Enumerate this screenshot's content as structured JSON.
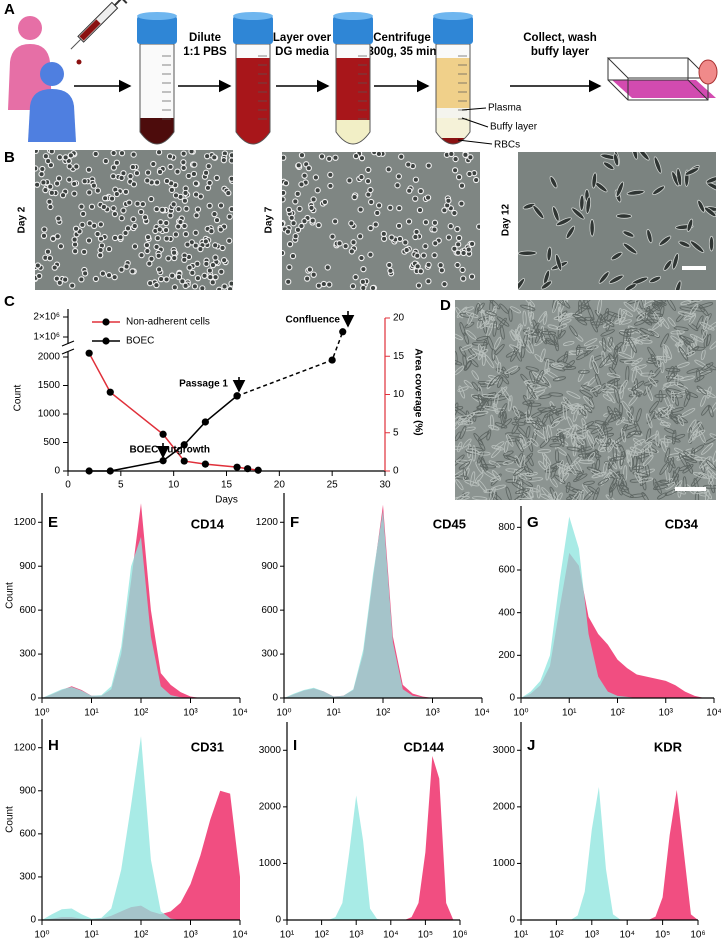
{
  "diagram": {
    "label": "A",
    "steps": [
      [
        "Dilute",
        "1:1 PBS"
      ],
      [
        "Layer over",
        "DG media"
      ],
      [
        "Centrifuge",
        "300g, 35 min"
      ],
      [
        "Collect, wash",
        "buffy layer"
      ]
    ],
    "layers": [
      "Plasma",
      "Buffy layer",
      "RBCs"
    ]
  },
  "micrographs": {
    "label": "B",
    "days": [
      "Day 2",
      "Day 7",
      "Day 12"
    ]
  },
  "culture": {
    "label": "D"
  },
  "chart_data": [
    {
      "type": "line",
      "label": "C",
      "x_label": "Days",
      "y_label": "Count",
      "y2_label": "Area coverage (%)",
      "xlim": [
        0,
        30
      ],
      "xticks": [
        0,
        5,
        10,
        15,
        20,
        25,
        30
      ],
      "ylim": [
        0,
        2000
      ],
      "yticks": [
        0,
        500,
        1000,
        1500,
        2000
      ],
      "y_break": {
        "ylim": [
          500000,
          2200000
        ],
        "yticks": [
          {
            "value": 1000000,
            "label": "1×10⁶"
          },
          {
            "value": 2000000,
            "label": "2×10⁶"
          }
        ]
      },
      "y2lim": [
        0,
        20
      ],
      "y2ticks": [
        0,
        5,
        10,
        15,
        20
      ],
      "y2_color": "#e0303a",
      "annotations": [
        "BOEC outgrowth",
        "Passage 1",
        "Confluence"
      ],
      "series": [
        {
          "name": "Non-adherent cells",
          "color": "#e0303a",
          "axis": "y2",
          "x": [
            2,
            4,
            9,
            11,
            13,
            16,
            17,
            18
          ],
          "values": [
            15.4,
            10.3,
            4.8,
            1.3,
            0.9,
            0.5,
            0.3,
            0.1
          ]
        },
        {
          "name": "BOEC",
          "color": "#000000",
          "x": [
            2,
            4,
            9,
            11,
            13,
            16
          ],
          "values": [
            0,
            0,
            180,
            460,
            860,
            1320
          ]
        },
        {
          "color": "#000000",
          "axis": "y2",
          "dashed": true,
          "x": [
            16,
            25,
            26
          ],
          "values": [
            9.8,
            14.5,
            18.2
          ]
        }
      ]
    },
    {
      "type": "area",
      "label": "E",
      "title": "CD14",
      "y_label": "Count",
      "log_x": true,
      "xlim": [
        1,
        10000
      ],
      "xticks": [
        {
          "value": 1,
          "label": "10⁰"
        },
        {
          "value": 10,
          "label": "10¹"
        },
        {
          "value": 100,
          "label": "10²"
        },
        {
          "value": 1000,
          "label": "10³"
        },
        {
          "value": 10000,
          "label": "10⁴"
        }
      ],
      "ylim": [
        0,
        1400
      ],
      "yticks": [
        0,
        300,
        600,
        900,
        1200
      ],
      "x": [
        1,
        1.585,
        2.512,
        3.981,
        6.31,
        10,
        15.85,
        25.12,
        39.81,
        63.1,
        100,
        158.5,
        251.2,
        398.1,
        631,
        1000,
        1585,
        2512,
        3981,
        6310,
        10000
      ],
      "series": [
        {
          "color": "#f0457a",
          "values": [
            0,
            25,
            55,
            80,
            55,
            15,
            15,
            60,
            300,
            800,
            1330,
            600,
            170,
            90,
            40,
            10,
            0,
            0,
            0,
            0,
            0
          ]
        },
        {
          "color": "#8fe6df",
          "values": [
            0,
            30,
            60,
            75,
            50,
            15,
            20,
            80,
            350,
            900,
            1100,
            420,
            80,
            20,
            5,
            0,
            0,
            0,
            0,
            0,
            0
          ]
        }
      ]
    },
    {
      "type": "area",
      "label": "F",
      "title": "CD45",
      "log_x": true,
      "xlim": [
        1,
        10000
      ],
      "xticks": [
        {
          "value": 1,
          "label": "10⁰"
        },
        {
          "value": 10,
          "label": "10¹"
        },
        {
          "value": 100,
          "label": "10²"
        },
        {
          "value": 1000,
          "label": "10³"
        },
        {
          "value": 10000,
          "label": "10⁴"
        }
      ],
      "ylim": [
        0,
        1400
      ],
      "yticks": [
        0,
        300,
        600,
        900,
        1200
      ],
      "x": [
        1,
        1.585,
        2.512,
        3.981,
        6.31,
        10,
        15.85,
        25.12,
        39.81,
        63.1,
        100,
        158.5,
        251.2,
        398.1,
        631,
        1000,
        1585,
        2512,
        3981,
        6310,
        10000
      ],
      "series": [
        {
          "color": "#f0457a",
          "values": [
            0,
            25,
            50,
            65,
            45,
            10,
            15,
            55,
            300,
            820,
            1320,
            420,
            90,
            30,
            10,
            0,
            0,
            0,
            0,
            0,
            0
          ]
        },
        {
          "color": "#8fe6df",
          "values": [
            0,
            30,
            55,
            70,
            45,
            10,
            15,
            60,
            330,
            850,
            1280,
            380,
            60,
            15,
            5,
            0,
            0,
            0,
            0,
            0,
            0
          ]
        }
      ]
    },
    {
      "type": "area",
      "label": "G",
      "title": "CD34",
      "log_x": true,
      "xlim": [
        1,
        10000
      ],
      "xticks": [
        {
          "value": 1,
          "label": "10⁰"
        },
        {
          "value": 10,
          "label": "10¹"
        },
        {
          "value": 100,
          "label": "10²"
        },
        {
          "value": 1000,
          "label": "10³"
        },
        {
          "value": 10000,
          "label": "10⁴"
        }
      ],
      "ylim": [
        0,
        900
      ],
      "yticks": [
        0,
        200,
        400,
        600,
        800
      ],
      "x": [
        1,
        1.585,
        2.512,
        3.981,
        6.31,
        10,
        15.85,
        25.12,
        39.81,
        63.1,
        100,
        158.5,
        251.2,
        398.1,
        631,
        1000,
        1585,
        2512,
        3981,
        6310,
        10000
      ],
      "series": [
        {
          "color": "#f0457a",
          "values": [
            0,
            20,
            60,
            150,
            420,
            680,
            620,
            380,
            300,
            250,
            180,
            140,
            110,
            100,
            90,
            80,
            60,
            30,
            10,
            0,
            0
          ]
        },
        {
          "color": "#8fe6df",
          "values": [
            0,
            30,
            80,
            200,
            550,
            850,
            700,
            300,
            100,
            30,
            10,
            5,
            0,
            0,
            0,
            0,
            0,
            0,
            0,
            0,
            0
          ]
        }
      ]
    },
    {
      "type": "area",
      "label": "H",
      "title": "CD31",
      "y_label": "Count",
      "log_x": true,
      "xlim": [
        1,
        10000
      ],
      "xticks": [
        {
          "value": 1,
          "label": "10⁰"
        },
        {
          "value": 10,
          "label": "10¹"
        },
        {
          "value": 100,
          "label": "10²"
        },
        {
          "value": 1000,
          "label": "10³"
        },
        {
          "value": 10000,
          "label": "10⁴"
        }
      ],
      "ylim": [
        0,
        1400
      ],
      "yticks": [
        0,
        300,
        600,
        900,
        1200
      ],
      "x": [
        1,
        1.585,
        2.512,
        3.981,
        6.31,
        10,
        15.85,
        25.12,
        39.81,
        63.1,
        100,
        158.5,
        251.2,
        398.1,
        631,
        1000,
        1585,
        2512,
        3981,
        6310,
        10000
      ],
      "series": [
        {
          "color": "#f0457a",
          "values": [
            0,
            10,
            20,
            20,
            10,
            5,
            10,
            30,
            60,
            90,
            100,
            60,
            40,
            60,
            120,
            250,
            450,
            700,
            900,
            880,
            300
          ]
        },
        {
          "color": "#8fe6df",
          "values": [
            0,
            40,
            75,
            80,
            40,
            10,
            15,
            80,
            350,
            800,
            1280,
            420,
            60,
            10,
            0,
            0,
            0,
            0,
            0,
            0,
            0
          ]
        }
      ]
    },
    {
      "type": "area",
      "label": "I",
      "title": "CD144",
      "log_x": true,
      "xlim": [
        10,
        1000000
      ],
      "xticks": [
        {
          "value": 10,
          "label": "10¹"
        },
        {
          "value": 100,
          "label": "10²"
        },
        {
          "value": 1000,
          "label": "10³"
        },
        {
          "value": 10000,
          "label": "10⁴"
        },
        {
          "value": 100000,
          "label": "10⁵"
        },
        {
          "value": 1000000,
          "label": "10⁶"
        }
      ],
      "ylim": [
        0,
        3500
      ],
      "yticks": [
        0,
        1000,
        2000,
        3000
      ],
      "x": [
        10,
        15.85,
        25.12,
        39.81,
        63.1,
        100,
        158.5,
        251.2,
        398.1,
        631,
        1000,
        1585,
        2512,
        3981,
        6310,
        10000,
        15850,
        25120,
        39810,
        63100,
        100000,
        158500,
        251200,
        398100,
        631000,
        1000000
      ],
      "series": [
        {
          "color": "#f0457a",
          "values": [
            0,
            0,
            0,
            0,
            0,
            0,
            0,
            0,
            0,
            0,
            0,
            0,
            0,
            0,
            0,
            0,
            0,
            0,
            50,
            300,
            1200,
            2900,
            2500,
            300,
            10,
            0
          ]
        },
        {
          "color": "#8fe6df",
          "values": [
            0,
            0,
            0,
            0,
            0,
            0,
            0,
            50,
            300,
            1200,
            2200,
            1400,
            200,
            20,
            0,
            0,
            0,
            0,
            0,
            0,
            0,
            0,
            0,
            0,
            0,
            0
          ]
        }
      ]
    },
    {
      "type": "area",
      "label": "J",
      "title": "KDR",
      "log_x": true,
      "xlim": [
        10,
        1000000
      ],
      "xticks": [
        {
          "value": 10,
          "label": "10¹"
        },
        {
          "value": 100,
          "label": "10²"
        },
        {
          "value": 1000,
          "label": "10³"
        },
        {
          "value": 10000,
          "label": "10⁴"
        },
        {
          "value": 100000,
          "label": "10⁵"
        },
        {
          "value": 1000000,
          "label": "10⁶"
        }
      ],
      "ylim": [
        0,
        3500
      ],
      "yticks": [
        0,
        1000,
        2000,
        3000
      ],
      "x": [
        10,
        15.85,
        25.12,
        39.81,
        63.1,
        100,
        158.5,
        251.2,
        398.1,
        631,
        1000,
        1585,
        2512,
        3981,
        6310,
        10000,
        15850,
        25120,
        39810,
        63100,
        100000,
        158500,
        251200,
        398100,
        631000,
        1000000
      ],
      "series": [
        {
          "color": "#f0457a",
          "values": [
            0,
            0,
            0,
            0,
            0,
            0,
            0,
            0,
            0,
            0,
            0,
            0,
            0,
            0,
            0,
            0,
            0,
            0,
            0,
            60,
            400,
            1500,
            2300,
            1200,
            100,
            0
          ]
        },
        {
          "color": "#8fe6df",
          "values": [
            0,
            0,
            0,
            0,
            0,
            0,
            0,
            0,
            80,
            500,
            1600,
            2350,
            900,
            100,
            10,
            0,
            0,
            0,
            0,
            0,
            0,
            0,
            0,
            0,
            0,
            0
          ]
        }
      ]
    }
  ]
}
---
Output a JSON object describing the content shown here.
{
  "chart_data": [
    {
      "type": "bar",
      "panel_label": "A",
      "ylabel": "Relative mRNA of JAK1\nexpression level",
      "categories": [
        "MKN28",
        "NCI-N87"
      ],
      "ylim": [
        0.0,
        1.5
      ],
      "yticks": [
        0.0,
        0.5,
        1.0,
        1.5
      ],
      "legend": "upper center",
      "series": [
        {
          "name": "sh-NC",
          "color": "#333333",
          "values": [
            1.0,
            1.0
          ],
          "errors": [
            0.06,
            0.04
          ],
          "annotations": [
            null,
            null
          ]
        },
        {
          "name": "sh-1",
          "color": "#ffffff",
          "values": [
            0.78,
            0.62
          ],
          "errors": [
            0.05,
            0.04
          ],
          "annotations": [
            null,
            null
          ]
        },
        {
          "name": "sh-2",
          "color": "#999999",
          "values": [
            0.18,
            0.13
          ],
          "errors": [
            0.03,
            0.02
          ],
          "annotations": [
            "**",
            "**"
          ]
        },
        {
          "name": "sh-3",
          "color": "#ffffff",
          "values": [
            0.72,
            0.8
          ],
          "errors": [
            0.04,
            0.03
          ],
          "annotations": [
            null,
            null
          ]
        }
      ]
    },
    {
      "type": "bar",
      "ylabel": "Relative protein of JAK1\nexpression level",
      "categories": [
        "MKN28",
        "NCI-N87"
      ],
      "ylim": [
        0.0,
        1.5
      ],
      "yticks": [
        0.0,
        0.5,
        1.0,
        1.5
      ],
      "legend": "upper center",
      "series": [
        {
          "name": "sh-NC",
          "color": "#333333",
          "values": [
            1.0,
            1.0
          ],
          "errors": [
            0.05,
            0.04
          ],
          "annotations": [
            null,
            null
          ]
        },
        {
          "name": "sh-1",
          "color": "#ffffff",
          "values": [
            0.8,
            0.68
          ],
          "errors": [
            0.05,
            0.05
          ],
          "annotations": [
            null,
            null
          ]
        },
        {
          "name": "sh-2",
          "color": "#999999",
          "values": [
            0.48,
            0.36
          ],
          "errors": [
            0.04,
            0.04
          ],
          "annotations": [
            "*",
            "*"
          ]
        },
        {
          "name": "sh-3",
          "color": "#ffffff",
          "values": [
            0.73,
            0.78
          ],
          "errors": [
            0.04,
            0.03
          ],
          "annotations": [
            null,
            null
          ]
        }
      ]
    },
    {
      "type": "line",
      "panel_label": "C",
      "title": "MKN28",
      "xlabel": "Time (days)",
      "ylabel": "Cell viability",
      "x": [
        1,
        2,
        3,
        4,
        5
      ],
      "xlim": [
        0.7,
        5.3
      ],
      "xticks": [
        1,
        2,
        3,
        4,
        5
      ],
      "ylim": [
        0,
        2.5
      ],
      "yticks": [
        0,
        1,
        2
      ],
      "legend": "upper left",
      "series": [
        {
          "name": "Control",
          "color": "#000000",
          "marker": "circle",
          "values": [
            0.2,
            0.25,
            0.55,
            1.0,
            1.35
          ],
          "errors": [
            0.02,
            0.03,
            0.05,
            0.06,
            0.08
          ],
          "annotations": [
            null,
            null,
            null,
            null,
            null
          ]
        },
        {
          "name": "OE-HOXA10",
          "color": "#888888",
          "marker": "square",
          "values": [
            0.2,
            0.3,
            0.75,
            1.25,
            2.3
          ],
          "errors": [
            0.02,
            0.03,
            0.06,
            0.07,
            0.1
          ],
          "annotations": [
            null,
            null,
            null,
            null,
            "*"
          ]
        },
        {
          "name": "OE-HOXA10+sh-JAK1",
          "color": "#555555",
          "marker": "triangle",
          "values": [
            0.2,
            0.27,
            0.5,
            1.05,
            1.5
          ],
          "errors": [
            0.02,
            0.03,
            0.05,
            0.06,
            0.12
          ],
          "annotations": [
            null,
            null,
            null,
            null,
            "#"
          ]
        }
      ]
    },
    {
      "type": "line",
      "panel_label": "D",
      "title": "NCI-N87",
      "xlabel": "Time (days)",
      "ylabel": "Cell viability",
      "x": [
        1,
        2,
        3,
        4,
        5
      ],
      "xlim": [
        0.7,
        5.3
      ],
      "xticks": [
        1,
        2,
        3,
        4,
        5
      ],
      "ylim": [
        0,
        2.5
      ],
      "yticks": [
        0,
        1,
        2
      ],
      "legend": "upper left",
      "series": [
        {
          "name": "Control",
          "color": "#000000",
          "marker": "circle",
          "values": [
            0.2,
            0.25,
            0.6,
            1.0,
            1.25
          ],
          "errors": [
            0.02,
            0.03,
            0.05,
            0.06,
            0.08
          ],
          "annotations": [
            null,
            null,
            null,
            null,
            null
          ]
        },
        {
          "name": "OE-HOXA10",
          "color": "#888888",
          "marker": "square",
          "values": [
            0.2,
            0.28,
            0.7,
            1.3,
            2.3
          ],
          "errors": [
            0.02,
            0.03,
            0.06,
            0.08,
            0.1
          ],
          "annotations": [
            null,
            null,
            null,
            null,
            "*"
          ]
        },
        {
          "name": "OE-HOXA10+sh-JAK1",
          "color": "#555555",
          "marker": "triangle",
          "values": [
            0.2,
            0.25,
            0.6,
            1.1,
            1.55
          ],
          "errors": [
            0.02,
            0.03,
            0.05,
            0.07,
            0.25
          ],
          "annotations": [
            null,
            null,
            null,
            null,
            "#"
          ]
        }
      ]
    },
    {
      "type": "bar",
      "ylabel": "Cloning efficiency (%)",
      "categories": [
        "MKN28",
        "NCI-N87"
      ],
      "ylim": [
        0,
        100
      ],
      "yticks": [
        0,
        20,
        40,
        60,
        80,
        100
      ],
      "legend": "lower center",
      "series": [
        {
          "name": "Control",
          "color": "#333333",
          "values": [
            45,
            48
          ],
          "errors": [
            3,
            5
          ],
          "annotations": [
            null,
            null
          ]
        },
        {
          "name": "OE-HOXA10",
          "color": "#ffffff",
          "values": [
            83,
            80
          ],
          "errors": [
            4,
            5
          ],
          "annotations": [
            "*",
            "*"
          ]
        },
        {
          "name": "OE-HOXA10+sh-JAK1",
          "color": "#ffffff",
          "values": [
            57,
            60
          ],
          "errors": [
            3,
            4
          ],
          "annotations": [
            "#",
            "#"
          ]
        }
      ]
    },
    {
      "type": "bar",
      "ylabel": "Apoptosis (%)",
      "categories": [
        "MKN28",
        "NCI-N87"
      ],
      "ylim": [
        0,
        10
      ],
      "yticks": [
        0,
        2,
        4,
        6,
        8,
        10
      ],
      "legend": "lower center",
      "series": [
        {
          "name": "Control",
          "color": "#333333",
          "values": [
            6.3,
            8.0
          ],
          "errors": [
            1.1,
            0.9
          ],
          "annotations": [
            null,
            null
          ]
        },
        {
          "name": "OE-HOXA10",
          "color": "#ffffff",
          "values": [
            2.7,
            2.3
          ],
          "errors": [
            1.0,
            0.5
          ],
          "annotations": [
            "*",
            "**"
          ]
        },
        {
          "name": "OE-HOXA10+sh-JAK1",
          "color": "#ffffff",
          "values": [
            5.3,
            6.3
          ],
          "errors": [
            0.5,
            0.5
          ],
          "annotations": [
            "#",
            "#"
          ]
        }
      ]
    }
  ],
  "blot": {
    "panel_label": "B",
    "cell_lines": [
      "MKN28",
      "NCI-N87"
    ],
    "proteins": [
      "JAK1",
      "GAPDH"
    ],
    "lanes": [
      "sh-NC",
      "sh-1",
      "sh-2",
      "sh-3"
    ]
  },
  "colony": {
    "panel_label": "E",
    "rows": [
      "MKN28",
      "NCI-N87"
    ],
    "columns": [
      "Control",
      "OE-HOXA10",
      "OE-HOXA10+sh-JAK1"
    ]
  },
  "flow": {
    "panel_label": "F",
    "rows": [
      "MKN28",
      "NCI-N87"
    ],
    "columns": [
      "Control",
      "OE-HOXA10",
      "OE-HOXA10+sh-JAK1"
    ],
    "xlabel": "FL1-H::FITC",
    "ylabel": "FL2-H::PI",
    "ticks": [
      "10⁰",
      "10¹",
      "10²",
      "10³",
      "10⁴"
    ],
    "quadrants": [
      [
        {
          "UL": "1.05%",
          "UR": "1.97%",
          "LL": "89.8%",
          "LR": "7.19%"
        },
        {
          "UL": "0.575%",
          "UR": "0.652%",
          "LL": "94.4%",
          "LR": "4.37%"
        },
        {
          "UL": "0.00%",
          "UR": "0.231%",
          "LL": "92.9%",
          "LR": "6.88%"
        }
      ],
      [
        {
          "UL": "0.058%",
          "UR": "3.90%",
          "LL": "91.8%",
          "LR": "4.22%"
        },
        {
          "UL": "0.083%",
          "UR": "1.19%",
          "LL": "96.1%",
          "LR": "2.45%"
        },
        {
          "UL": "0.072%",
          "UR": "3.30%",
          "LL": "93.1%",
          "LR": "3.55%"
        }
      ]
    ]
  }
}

**Exercise:**
Find the word "JSON" in the data and copy out each line where it turns up.

**Response:**
Enumerate this screenshot's content as structured JSON.
Output a JSON object describing the content shown here.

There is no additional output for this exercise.